**Task statement**
Among the entries below, count the lines where the string "Jueves" occurs, and give only the number.

**Provided information**

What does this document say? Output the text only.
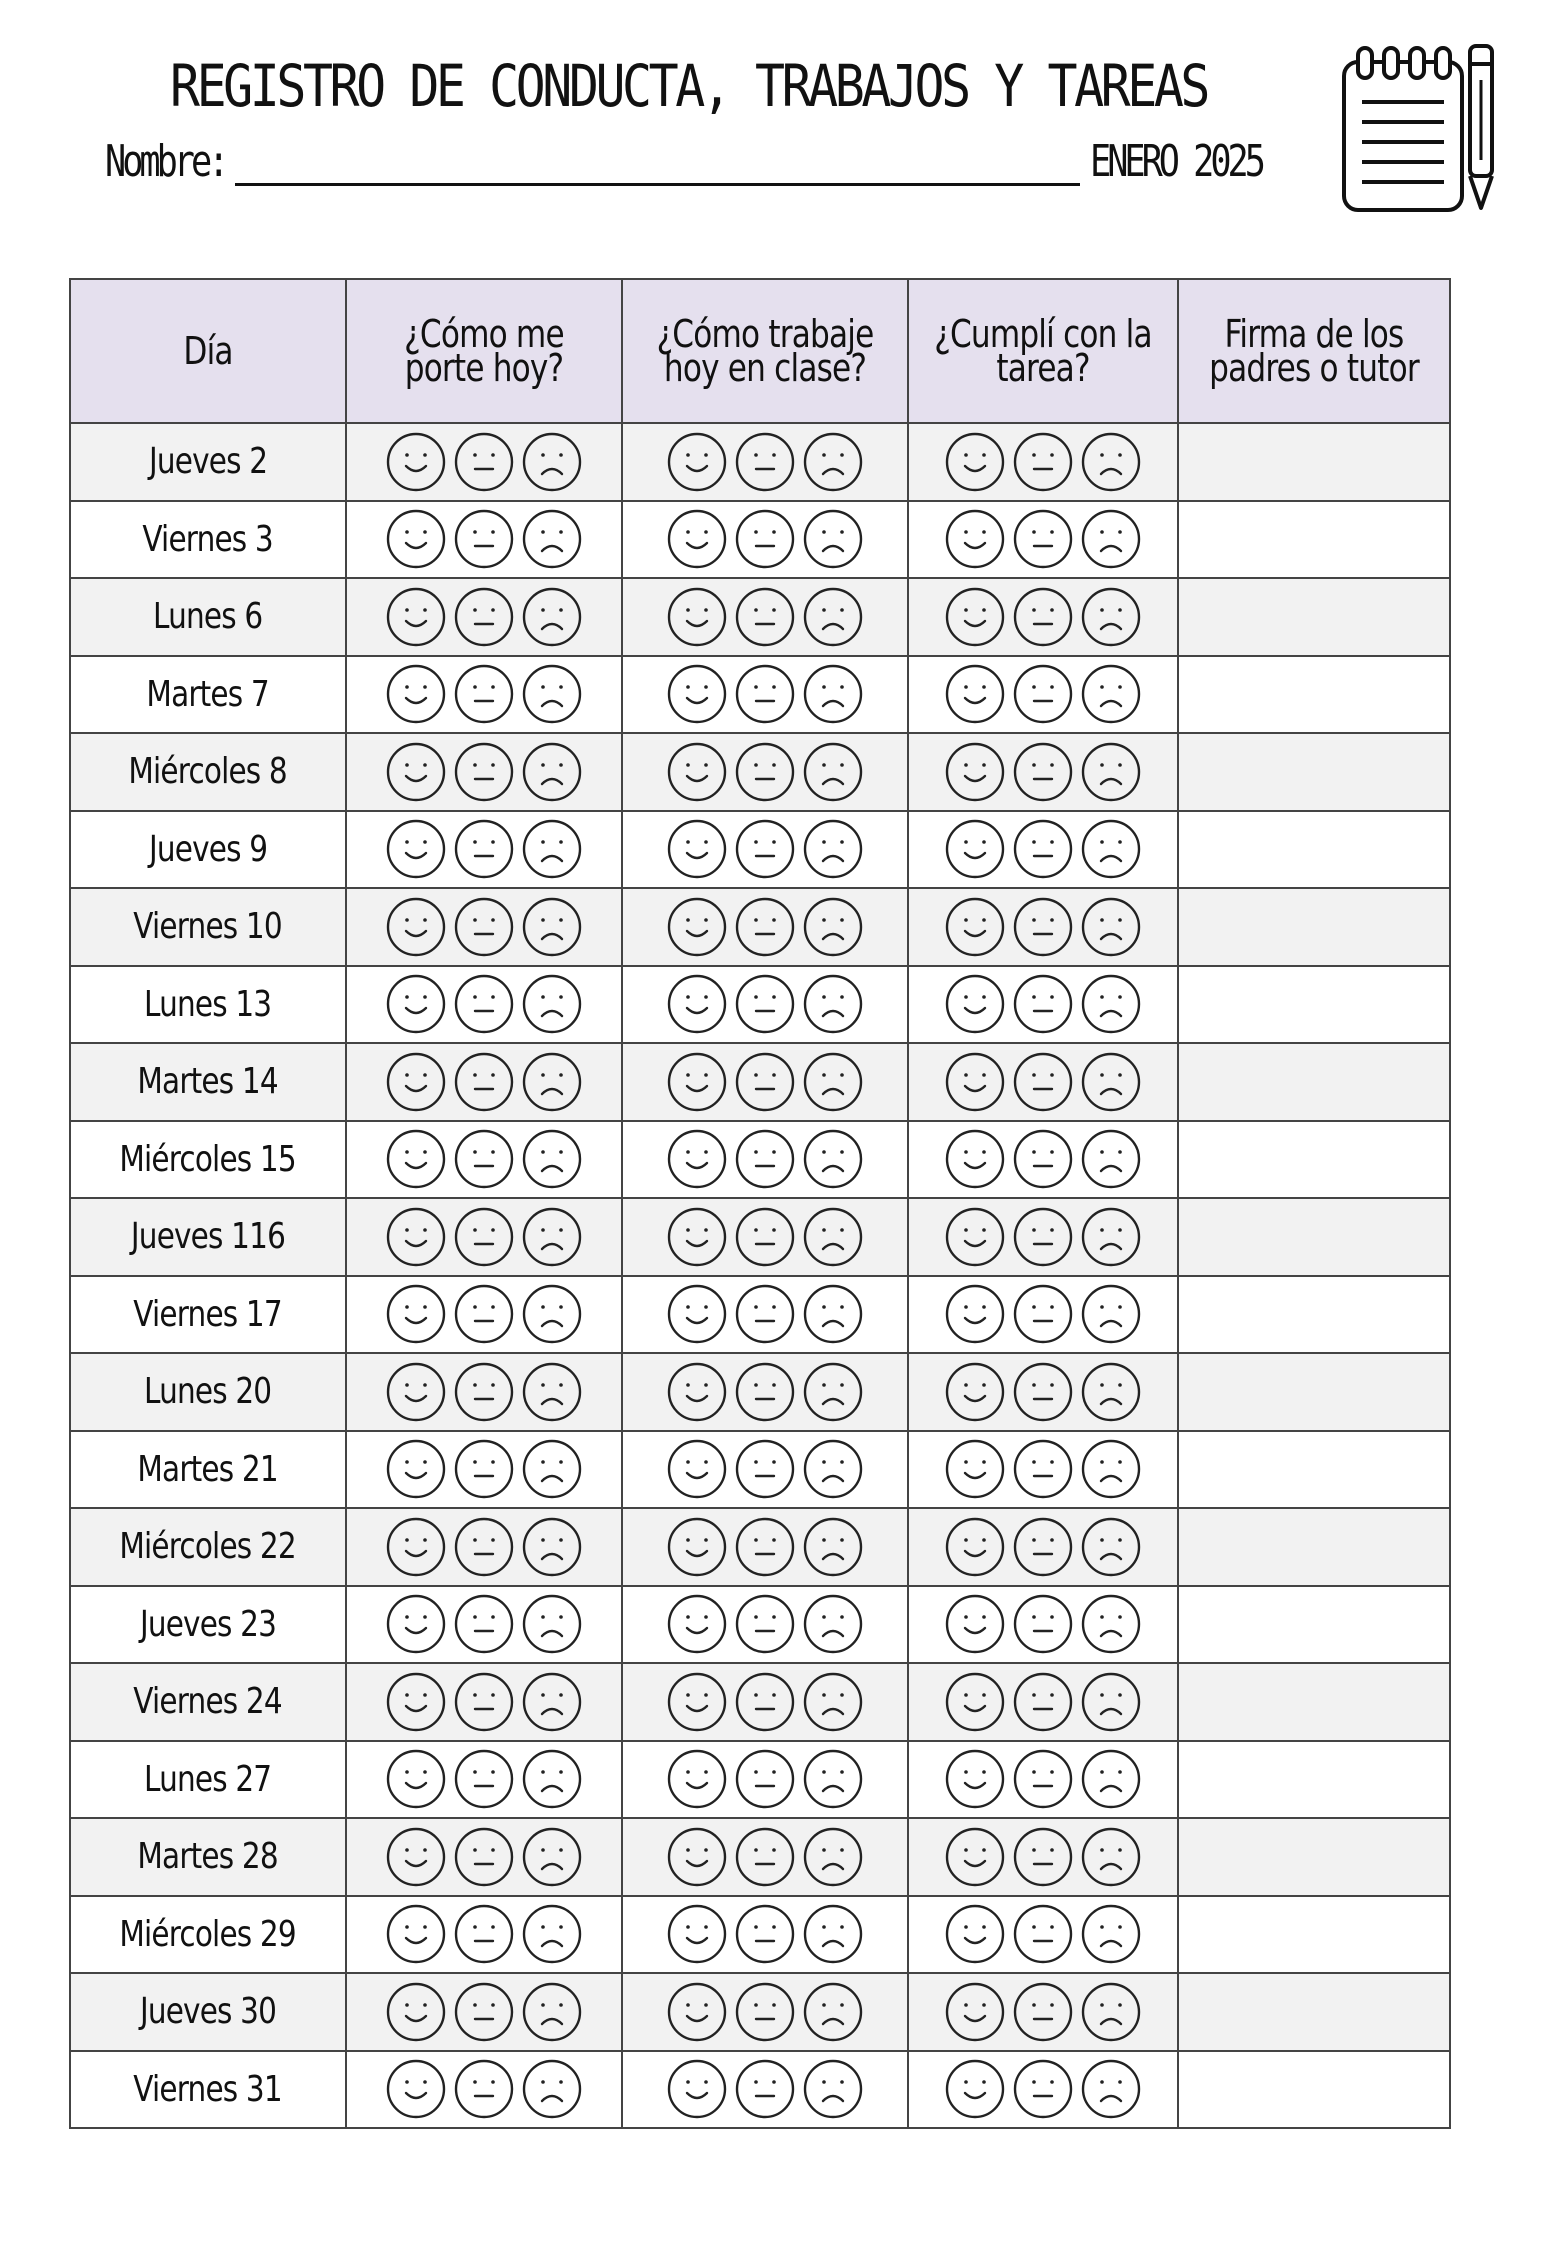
REGISTRO DE CONDUCTA, TRABAJOS Y TAREAS
Nombre:	ENERO 2025
Día	¿Cómo me porte hoy?	¿Cómo trabaje hoy en clase?	¿Cumplí con la tarea?	Firma de los padres o tutor
Jueves 2	

Viernes 3	

Lunes 6	

Martes 7	

Miércoles 8	

Jueves 9	

Viernes 10	

Lunes 13	

Martes 14	

Miércoles 15	

Jueves 116	

Viernes 17	

Lunes 20	

Martes 21	

Miércoles 22	

Jueves 23	

Viernes 24	

Lunes 27	

Martes 28	

Miércoles 29	

Jueves 30	

Viernes 31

**Task output**
5